Your instructions - Gather every line below where "backscattering" appears.

[Source data]

== == ==

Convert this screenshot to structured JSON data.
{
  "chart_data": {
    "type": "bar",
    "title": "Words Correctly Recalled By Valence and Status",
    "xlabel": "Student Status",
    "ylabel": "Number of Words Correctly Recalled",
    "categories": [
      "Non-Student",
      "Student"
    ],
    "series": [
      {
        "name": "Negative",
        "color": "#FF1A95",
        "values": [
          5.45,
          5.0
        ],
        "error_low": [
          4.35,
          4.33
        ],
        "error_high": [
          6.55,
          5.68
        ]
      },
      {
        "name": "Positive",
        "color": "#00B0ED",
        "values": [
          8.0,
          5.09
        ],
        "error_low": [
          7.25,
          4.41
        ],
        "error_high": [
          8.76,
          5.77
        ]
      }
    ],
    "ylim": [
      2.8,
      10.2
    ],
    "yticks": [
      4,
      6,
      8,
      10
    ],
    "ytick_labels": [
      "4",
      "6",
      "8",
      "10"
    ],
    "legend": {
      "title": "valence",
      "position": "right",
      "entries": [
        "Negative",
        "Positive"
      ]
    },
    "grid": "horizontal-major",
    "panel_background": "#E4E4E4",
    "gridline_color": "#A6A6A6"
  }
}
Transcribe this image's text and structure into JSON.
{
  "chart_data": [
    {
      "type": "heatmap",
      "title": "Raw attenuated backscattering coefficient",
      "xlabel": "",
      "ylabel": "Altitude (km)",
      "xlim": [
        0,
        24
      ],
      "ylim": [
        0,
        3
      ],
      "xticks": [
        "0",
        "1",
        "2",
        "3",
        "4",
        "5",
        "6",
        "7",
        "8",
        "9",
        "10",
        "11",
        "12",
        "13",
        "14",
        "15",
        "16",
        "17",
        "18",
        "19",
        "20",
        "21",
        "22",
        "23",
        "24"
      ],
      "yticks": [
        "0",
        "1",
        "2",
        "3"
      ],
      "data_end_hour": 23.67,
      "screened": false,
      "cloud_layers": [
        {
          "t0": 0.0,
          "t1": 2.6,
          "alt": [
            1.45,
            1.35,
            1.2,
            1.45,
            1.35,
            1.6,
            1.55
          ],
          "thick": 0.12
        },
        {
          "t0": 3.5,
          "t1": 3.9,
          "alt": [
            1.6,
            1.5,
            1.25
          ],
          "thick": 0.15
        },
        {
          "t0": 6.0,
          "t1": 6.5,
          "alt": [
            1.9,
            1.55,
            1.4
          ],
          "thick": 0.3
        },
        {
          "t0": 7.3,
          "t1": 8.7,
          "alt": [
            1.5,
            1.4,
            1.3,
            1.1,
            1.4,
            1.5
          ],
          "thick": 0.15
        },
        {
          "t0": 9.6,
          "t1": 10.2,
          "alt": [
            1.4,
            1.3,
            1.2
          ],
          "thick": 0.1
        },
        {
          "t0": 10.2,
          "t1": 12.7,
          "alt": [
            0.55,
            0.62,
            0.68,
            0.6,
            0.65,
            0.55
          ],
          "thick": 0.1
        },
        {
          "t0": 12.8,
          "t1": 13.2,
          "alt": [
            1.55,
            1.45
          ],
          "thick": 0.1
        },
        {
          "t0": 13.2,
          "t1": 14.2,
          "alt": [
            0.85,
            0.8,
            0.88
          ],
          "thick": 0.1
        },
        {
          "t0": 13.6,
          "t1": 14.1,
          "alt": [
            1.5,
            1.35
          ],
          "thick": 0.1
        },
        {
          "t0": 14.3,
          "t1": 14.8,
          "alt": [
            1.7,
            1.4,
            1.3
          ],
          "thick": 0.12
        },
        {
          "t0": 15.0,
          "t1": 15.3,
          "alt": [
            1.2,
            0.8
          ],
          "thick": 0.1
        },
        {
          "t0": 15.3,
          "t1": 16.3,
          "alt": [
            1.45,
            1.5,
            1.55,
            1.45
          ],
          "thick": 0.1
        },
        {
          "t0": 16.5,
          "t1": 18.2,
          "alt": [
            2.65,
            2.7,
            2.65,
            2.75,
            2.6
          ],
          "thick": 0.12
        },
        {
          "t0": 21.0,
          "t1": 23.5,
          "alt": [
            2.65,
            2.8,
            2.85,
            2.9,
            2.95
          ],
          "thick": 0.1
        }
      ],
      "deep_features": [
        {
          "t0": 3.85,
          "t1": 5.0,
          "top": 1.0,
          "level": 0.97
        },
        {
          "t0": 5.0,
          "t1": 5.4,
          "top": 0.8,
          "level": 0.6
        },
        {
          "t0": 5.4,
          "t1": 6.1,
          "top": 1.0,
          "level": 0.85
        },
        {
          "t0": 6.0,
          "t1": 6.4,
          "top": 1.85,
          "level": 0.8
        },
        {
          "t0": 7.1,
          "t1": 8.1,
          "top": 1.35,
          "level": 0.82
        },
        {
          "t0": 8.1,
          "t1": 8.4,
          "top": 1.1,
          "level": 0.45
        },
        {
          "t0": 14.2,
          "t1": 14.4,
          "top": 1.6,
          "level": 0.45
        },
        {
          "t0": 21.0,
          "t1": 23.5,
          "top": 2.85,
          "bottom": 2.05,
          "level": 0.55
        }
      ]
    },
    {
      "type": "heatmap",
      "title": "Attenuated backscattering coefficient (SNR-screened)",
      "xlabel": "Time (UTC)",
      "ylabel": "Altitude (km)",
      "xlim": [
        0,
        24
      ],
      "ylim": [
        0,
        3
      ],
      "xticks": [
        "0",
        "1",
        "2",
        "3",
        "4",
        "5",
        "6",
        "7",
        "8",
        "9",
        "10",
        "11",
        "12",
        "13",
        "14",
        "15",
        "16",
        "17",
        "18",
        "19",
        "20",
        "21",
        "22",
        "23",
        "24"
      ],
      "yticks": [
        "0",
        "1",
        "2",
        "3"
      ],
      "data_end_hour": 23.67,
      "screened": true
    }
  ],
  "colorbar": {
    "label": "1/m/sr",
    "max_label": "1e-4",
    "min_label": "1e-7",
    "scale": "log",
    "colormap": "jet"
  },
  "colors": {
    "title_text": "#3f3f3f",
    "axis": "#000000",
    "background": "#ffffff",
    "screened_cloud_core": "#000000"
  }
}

== == ==

Solution to this problem -
      "title": "Raw attenuated backscattering coefficient",
      "title": "Attenuated backscattering coefficient (SNR-screened)",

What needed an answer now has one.